[START OF SOURCE EXTRACT]

A Two-Way Approach: Bifurcation as an Effective Tool in Determining Issues Arising in Arbitral Proceedings

A Two-Way Approach: Bifurcation as an Effective Tool in Determining Issues Arising in Arbitral Proceedings

Introduction

Bifurcation is a process by which complex legal disputes can be separated into distinct issues, which can then be resolved separately in the arbitral proceedings. It is the separation of the arbitral proceedings into different phases that helps in addressing distinct issues. Most often, bifurcation refers to the separation of jurisdictional is- sues from the merits of the dispute, or the separation of the issue of liability from that of damages. Bifurcation can potentially reduce the time and costs attendant to arbitral proceedings, as it allows the parties to focus on the most important issues, thereby avoiding expending time and costs over less significant issues.

 

Through bifurcation, arbitrators can identify the key issues in dispute and separate them into distinct phases or tracts. For example, in a construction dispute, the parties may agree to bifurcate the issues of liability and damages, allowing the parties to first determine liability before proceeding to the question of damages. This approach can be particularly useful in cases where the parties disagree over the extent of damages, as bifurcation allows the parties to focus on establishing liability first, which can often lead to the settlement of the entire dispute.

[END OF SOURCE EXTRACT]

■ WRITTEN EXERCISE 1: Retype every line of the listing from the one containing "svg-text:8: 8 (815, 778, 841, 830)" down to the one containing "svg-text:20: 20 (1719, 991, 1770, 1043)", including both of those lines.
The text and the listing come from unrelated sources.

[START OF SOURCE MATERIAL]

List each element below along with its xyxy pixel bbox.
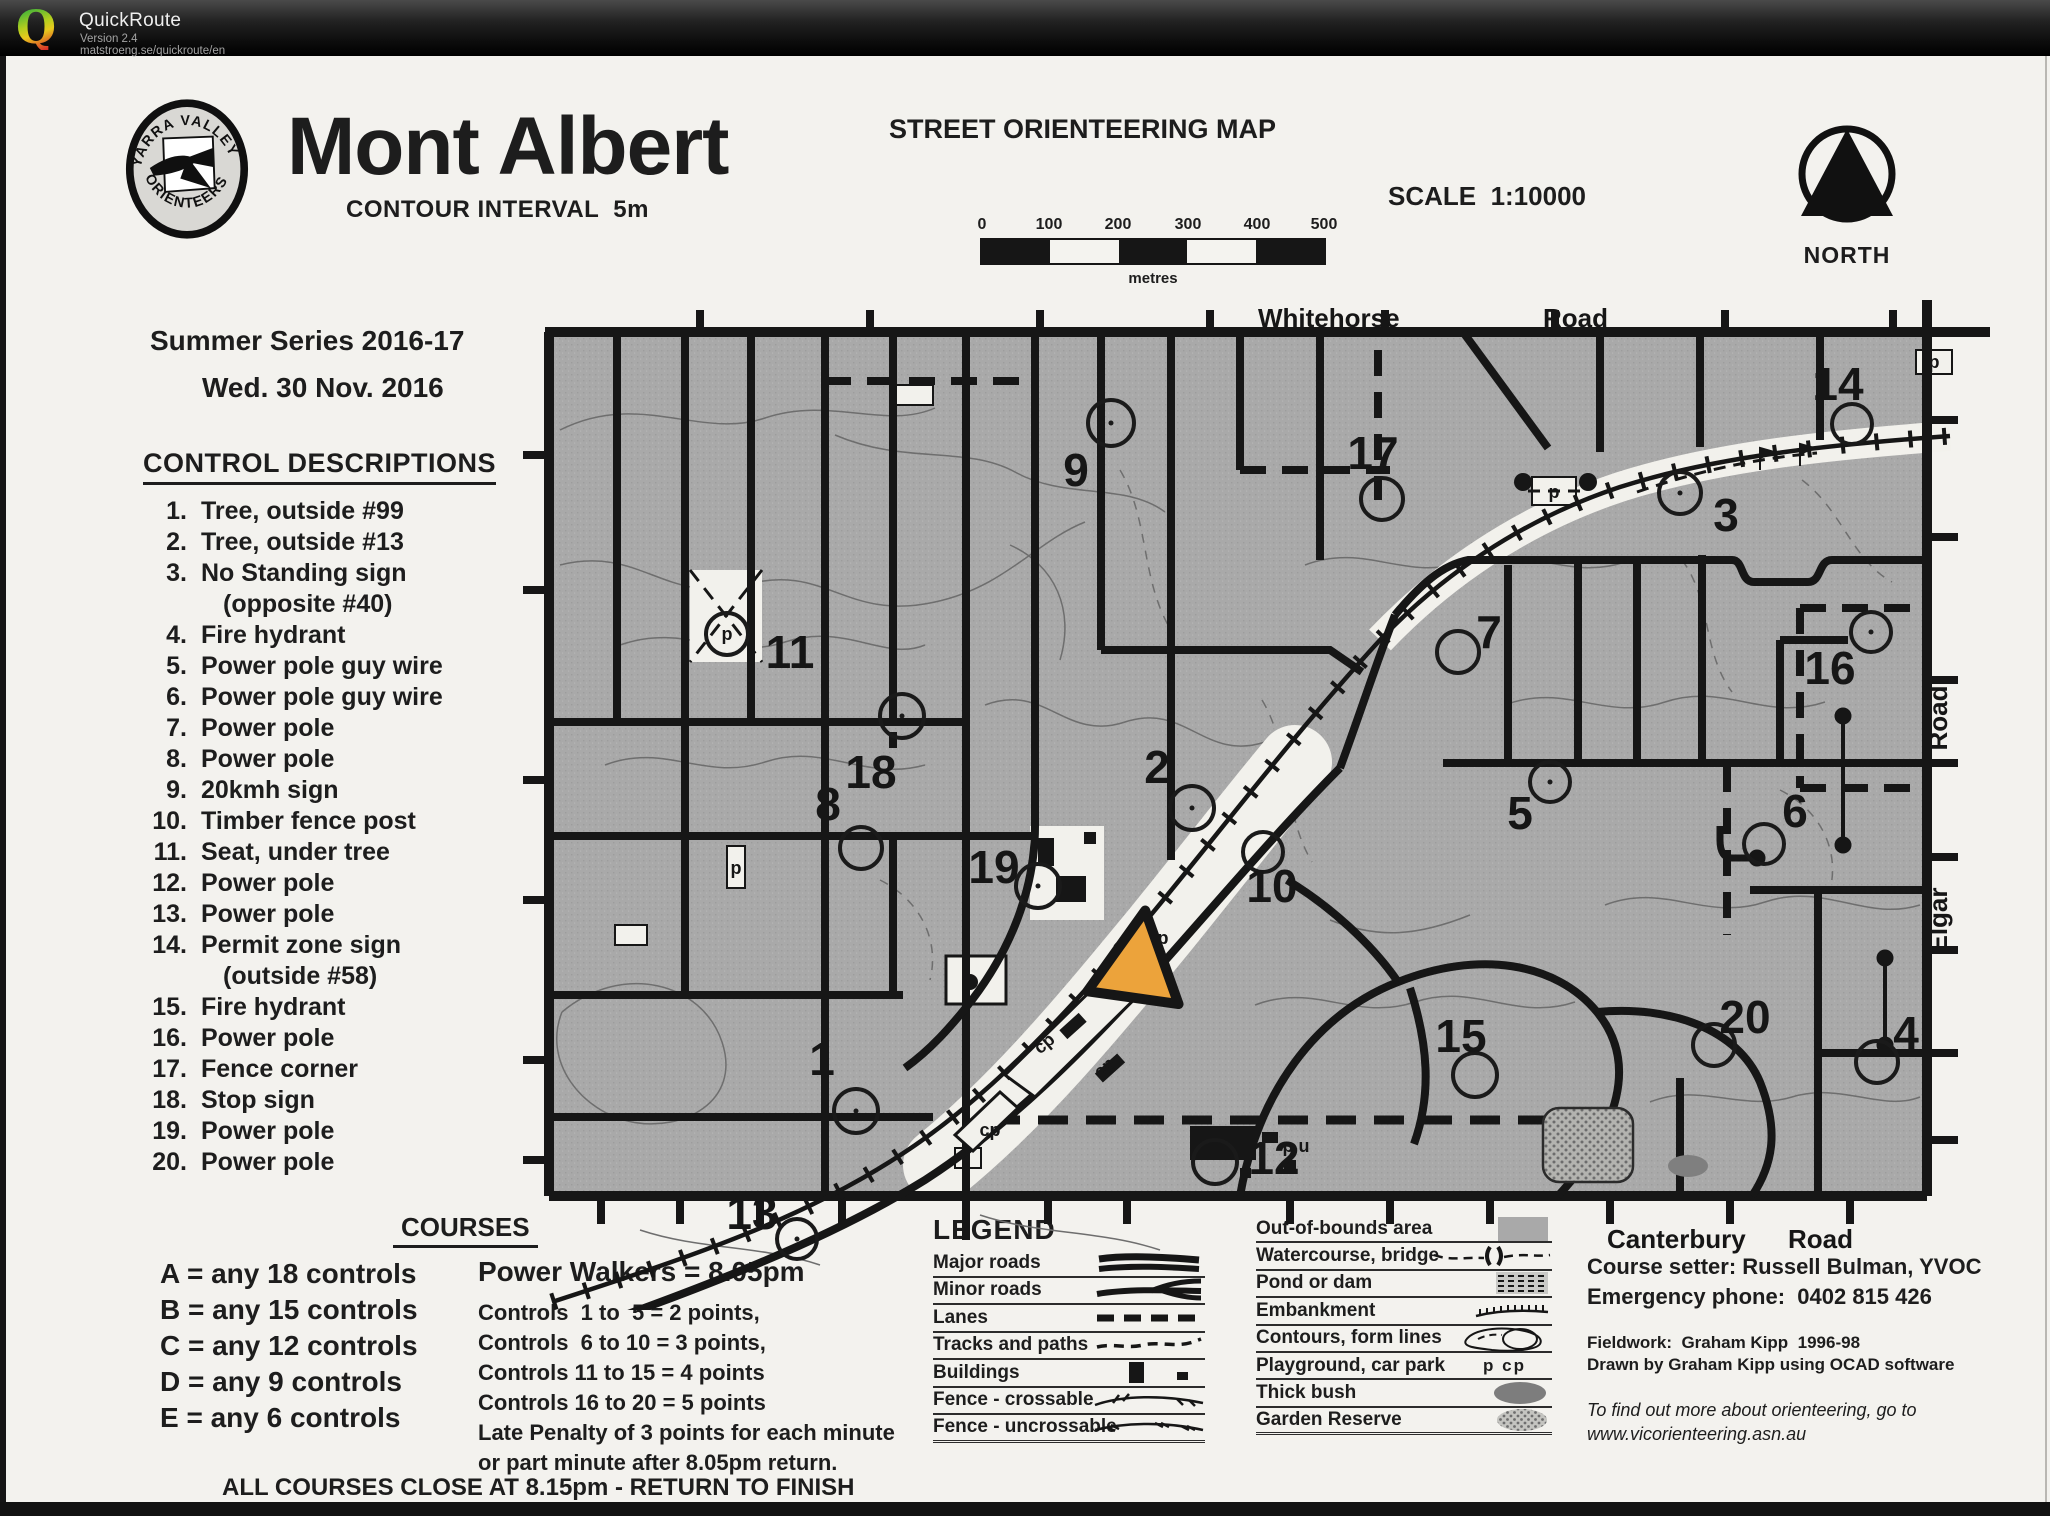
svg-text:8: 8 (815, 778, 841, 830)
app-title: QuickRoute (79, 10, 181, 32)
north-arrow-icon (1789, 116, 1905, 238)
yarra-valley-orienteers-logo: YARRA VALLEY ORIENTEERS (125, 98, 249, 240)
fieldwork-credit: Fieldwork: Graham Kipp 1996-98 (1587, 1332, 1982, 1354)
svg-text:Road: Road (1923, 686, 1953, 751)
legend-symbol-tracks (1093, 1333, 1205, 1359)
scale-text: SCALE 1:10000 (1388, 181, 1586, 212)
svg-text:1: 1 (809, 1033, 835, 1085)
legend-symbol-contours (1432, 1326, 1552, 1351)
svg-text:p u: p u (1283, 1136, 1310, 1156)
more-info-line2: www.vicorienteering.asn.au (1587, 1422, 1982, 1446)
course-list: A = any 18 controls B = any 15 controls … (160, 1256, 418, 1436)
north-label: NORTH (1789, 242, 1905, 269)
contour-interval: CONTOUR INTERVAL 5m (346, 196, 649, 224)
orienteering-map-canvas[interactable]: 1 2 3 4 5 6 7 8 9 10 11 12 13 14 15 16 1… (430, 288, 2050, 1310)
scan-edge-left (0, 56, 6, 1516)
svg-text:20: 20 (1719, 991, 1770, 1043)
whitehorse-road-label: Whitehorse (1258, 303, 1400, 333)
quickroute-logo-icon: Q (16, 4, 56, 50)
app-url: matstroeng.se/quickroute/en (80, 45, 225, 57)
svg-text:9: 9 (1063, 444, 1089, 496)
drawn-credit: Drawn by Graham Kipp using OCAD software (1587, 1354, 1982, 1376)
svg-text:Road: Road (1543, 303, 1608, 333)
svg-text:3: 3 (1713, 489, 1739, 541)
svg-text:6: 6 (1782, 785, 1808, 837)
svg-text:5: 5 (1507, 787, 1533, 839)
svg-text:15: 15 (1435, 1010, 1486, 1062)
more-info-line1: To find out more about orienteering, go … (1587, 1398, 1982, 1422)
svg-text:10: 10 (1246, 860, 1297, 912)
svg-text:Road: Road (1788, 1224, 1853, 1254)
legend-symbol-fence-uncrossable (1093, 1415, 1205, 1440)
series-title: Summer Series 2016-17 (150, 325, 464, 357)
svg-text:p: p (1158, 928, 1169, 948)
scale-bar-unit: metres (980, 270, 1326, 287)
svg-text:p: p (722, 624, 733, 644)
elgar-road-label: Elgar (1923, 887, 1953, 952)
svg-text:4: 4 (1893, 1007, 1919, 1059)
legend-symbol-playground-carpark: p cp (1483, 1353, 1552, 1378)
legend-symbol-thick-bush (1432, 1380, 1552, 1405)
svg-text:2: 2 (1144, 741, 1170, 793)
svg-text:7: 7 (1476, 606, 1502, 658)
svg-text:p: p (1549, 482, 1560, 502)
closing-notice: ALL COURSES CLOSE AT 8.15pm - RETURN TO … (222, 1474, 855, 1502)
scan-edge-bottom (0, 1502, 2050, 1516)
svg-text:14: 14 (1812, 358, 1864, 410)
svg-text:16: 16 (1804, 642, 1855, 694)
svg-text:17: 17 (1347, 427, 1398, 479)
legend-symbol-fence-crossable (1093, 1388, 1205, 1414)
canterbury-road-label: Canterbury (1607, 1224, 1746, 1254)
scale-bar: 0 100 200 300 400 500 metres (980, 216, 1328, 296)
legend-symbol-garden-reserve (1432, 1408, 1552, 1432)
scoring-rules: Controls 1 to 5 = 2 points, Controls 6 t… (478, 1298, 895, 1478)
app-version: Version 2.4 (80, 33, 138, 45)
event-date: Wed. 30 Nov. 2016 (202, 372, 444, 404)
scale-bar-blocks (980, 238, 1326, 265)
svg-text:19: 19 (968, 841, 1019, 893)
svg-text:13: 13 (726, 1187, 777, 1239)
app-titlebar: Q QuickRoute Version 2.4 matstroeng.se/q… (0, 0, 2050, 56)
svg-text:p: p (731, 858, 742, 878)
svg-text:18: 18 (845, 746, 896, 798)
svg-text:11: 11 (766, 626, 815, 678)
svg-text:cp: cp (979, 1120, 1000, 1140)
map-type-heading: STREET ORIENTEERING MAP (889, 114, 1276, 145)
map-title: Mont Albert (287, 100, 728, 194)
legend-symbol-buildings (1093, 1360, 1205, 1386)
svg-text:p: p (1929, 352, 1940, 372)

[END OF SOURCE MATERIAL]

■ WRITTEN EXERCISE 2: List every issue that the bifurcation text names as one that can be separated from another issue in arbitral proceedings.

■ SOLUTION 1:
svg-text:8: 8 (815, 778, 841, 830)
app-title: QuickRoute (79, 10, 181, 32)
north-arrow-icon (1789, 116, 1905, 238)
yarra-valley-orienteers-logo: YARRA VALLEY ORIENTEERS (125, 98, 249, 240)
fieldwork-credit: Fieldwork: Graham Kipp 1996-98 (1587, 1332, 1982, 1354)
svg-text:Road: Road (1923, 686, 1953, 751)
legend-symbol-tracks (1093, 1333, 1205, 1359)
scale-text: SCALE 1:10000 (1388, 181, 1586, 212)
svg-text:1: 1 (809, 1033, 835, 1085)
legend-symbol-contours (1432, 1326, 1552, 1351)
svg-text:p u: p u (1283, 1136, 1310, 1156)
more-info-line2: www.vicorienteering.asn.au (1587, 1422, 1982, 1446)
course-list: A = any 18 controls B = any 15 controls … (160, 1256, 418, 1436)
north-label: NORTH (1789, 242, 1905, 269)
contour-interval: CONTOUR INTERVAL 5m (346, 196, 649, 224)
orienteering-map-canvas[interactable]: 1 2 3 4 5 6 7 8 9 10 11 12 13 14 15 16 1… (430, 288, 2050, 1310)
scan-edge-left (0, 56, 6, 1516)
svg-text:20: 20 (1719, 991, 1770, 1043)

■ SOLUTION 2:
- Jurisdictional issues
- The merits of the dispute
- Liability
- Damages